** begin Provided records **

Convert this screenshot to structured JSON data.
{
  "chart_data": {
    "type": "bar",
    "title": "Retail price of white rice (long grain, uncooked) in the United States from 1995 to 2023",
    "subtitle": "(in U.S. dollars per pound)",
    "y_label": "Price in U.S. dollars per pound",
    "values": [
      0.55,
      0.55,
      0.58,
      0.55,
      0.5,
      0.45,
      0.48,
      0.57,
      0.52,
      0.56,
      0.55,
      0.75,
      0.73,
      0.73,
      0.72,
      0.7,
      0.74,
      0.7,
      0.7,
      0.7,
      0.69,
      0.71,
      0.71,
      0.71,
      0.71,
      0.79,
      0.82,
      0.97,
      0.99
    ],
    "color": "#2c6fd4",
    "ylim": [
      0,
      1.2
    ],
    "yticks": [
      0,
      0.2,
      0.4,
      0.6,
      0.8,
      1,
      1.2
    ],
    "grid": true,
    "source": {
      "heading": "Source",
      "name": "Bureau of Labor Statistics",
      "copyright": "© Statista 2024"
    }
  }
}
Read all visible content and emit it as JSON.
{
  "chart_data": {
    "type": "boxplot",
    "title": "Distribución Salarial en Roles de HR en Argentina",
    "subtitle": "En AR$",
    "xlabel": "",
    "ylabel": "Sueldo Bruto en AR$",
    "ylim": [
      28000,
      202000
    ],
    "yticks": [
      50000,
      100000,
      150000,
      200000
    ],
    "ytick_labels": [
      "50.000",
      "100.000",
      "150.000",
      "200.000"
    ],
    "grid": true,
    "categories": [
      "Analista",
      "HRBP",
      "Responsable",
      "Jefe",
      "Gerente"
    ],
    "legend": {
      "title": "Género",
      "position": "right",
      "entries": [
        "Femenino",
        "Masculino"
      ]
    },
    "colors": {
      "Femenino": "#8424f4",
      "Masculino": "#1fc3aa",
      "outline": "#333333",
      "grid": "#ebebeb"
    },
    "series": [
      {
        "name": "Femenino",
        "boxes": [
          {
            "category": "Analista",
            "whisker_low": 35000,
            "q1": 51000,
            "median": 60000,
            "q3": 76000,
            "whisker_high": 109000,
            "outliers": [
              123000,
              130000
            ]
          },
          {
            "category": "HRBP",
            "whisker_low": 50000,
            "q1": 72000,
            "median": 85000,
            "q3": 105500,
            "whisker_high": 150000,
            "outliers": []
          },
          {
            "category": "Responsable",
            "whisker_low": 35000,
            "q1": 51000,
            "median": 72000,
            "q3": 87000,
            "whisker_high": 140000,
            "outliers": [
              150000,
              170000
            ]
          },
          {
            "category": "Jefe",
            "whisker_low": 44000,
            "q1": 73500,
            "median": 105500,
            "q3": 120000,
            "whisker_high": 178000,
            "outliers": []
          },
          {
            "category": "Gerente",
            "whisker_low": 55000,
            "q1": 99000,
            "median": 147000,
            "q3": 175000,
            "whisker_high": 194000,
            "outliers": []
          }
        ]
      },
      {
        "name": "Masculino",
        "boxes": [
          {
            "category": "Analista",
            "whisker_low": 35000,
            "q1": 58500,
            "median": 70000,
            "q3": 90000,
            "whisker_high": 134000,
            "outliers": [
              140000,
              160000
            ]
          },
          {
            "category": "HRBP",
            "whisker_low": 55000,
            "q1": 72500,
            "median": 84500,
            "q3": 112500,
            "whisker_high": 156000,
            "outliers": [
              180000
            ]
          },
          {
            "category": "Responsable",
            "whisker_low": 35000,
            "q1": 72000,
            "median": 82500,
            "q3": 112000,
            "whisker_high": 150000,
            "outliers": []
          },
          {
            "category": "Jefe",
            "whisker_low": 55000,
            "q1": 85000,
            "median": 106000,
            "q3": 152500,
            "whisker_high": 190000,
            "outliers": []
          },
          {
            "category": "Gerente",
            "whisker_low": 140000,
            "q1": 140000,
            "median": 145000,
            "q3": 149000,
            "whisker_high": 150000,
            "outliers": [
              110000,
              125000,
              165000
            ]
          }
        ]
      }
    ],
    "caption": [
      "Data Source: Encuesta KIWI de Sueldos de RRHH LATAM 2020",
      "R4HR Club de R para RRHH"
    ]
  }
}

** end Provided records **

• Brief:
Your task is to repeat every entry exactly.

• The output:
Convert this screenshot to structured JSON data.
{
  "chart_data": {
    "type": "bar",
    "title": "Retail price of white rice (long grain, uncooked) in the United States from 1995 to 2023",
    "subtitle": "(in U.S. dollars per pound)",
    "y_label": "Price in U.S. dollars per pound",
    "values": [
      0.55,
      0.55,
      0.58,
      0.55,
      0.5,
      0.45,
      0.48,
      0.57,
      0.52,
      0.56,
      0.55,
      0.75,
      0.73,
      0.73,
      0.72,
      0.7,
      0.74,
      0.7,
      0.7,
      0.7,
      0.69,
      0.71,
      0.71,
      0.71,
      0.71,
      0.79,
      0.82,
      0.97,
      0.99
    ],
    "color": "#2c6fd4",
    "ylim": [
      0,
      1.2
    ],
    "yticks": [
      0,
      0.2,
      0.4,
      0.6,
      0.8,
      1,
      1.2
    ],
    "grid": true,
    "source": {
      "heading": "Source",
      "name": "Bureau of Labor Statistics",
      "copyright": "© Statista 2024"
    }
  }
}
Read all visible content and emit it as JSON.
{
  "chart_data": {
    "type": "boxplot",
    "title": "Distribución Salarial en Roles de HR en Argentina",
    "subtitle": "En AR$",
    "xlabel": "",
    "ylabel": "Sueldo Bruto en AR$",
    "ylim": [
      28000,
      202000
    ],
    "yticks": [
      50000,
      100000,
      150000,
      200000
    ],
    "ytick_labels": [
      "50.000",
      "100.000",
      "150.000",
      "200.000"
    ],
    "grid": true,
    "categories": [
      "Analista",
      "HRBP",
      "Responsable",
      "Jefe",
      "Gerente"
    ],
    "legend": {
      "title": "Género",
      "position": "right",
      "entries": [
        "Femenino",
        "Masculino"
      ]
    },
    "colors": {
      "Femenino": "#8424f4",
      "Masculino": "#1fc3aa",
      "outline": "#333333",
      "grid": "#ebebeb"
    },
    "series": [
      {
        "name": "Femenino",
        "boxes": [
          {
            "category": "Analista",
            "whisker_low": 35000,
            "q1": 51000,
            "median": 60000,
            "q3": 76000,
            "whisker_high": 109000,
            "outliers": [
              123000,
              130000
            ]
          },
          {
            "category": "HRBP",
            "whisker_low": 50000,
            "q1": 72000,
            "median": 85000,
            "q3": 105500,
            "whisker_high": 150000,
            "outliers": []
          },
          {
            "category": "Responsable",
            "whisker_low": 35000,
            "q1": 51000,
            "median": 72000,
            "q3": 87000,
            "whisker_high": 140000,
            "outliers": [
              150000,
              170000
            ]
          },
          {
            "category": "Jefe",
            "whisker_low": 44000,
            "q1": 73500,
            "median": 105500,
            "q3": 120000,
            "whisker_high": 178000,
            "outliers": []
          },
          {
            "category": "Gerente",
            "whisker_low": 55000,
            "q1": 99000,
            "median": 147000,
            "q3": 175000,
            "whisker_high": 194000,
            "outliers": []
          }
        ]
      },
      {
        "name": "Masculino",
        "boxes": [
          {
            "category": "Analista",
            "whisker_low": 35000,
            "q1": 58500,
            "median": 70000,
            "q3": 90000,
            "whisker_high": 134000,
            "outliers": [
              140000,
              160000
            ]
          },
          {
            "category": "HRBP",
            "whisker_low": 55000,
            "q1": 72500,
            "median": 84500,
            "q3": 112500,
            "whisker_high": 156000,
            "outliers": [
              180000
            ]
          },
          {
            "category": "Responsable",
            "whisker_low": 35000,
            "q1": 72000,
            "median": 82500,
            "q3": 112000,
            "whisker_high": 150000,
            "outliers": []
          },
          {
            "category": "Jefe",
            "whisker_low": 55000,
            "q1": 85000,
            "median": 106000,
            "q3": 152500,
            "whisker_high": 190000,
            "outliers": []
          },
          {
            "category": "Gerente",
            "whisker_low": 140000,
            "q1": 140000,
            "median": 145000,
            "q3": 149000,
            "whisker_high": 150000,
            "outliers": [
              110000,
              125000,
              165000
            ]
          }
        ]
      }
    ],
    "caption": [
      "Data Source: Encuesta KIWI de Sueldos de RRHH LATAM 2020",
      "R4HR Club de R para RRHH"
    ]
  }
}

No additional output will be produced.